-- Instruction --
Lines that contain the string "всего" are to be copied; leave out all others.
>> BEGIN
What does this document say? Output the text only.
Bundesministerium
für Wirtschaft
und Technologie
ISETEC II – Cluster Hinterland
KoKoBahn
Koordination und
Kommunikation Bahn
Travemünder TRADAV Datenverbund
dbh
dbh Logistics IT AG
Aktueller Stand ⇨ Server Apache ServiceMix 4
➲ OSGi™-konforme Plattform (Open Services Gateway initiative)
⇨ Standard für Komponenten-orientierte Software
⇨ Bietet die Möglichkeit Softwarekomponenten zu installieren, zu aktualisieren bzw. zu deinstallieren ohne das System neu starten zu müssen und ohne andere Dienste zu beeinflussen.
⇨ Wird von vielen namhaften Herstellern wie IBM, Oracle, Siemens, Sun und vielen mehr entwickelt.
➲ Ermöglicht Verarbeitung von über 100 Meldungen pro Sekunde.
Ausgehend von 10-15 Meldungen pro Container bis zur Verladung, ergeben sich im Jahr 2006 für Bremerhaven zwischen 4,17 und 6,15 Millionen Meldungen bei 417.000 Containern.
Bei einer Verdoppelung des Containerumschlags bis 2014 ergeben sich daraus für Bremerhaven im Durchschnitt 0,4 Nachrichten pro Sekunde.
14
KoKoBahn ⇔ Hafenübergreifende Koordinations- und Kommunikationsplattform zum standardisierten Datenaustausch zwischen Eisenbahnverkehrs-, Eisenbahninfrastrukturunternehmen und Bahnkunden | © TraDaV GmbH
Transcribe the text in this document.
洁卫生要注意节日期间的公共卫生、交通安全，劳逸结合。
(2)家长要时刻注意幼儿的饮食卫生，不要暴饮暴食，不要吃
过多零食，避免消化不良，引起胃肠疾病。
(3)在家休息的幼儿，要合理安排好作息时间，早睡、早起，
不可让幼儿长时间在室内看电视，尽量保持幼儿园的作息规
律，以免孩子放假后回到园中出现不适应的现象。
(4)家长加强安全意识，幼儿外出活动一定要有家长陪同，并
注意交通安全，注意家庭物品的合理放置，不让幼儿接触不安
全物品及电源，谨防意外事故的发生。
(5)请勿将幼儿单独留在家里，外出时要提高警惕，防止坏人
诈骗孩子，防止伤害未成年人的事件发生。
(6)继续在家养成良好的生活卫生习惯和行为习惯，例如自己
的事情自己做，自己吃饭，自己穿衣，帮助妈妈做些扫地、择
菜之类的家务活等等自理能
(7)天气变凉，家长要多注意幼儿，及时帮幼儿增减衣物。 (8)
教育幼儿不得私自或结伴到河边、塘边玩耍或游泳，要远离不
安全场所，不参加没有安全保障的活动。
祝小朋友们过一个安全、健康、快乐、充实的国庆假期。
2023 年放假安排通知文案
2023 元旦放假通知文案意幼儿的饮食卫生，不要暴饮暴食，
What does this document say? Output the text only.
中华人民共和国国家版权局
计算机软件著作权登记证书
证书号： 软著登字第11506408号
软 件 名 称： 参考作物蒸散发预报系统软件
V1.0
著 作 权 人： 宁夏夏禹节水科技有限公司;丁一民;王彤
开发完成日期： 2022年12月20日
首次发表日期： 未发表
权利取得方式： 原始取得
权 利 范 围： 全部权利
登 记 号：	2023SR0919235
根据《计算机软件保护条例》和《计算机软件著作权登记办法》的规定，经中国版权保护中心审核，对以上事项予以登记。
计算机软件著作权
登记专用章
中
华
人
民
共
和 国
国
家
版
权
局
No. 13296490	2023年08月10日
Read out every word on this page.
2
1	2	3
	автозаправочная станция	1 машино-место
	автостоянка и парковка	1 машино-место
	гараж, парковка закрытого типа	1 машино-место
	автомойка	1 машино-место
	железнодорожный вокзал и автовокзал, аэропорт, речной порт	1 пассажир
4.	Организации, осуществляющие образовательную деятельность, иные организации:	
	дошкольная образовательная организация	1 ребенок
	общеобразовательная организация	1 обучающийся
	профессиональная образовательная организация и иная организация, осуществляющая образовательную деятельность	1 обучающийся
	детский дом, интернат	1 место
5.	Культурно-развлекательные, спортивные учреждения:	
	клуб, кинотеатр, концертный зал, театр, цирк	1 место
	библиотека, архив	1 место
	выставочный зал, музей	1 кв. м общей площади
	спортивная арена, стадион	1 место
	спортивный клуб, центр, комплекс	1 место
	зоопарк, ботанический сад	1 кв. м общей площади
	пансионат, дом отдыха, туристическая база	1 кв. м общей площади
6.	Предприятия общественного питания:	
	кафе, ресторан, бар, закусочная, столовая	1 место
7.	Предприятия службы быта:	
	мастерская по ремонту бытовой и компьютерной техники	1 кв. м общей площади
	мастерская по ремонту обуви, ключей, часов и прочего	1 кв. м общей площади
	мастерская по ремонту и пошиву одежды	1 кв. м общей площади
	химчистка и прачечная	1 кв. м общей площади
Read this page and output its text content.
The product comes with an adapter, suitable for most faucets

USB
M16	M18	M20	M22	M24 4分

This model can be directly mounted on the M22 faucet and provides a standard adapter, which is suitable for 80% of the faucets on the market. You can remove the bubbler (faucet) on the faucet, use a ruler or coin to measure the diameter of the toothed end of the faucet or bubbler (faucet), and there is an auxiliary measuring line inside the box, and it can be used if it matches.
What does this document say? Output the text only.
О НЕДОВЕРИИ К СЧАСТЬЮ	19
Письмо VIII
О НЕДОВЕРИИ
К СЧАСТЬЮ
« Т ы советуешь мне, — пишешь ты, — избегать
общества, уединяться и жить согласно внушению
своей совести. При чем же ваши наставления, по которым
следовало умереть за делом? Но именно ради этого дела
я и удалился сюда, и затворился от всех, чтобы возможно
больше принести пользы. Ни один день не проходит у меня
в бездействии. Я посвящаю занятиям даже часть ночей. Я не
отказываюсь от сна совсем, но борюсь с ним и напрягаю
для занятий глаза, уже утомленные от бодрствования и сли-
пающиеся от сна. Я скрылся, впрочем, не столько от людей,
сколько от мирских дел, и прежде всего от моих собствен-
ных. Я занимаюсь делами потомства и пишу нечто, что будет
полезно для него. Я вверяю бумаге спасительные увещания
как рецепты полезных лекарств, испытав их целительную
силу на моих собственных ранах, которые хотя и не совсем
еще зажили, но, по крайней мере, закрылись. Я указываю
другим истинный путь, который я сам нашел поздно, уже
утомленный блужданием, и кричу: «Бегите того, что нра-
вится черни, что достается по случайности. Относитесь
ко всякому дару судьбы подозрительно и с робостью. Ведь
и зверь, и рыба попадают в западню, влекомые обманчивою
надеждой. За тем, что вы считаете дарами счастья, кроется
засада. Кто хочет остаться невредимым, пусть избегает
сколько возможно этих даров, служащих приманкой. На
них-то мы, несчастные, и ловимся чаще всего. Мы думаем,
>> END
-- Written solution --
сколько от мирских дел, и прежде всего от моих собствен-
них-то мы, несчастные, и ловимся чаще всего. Мы думаем,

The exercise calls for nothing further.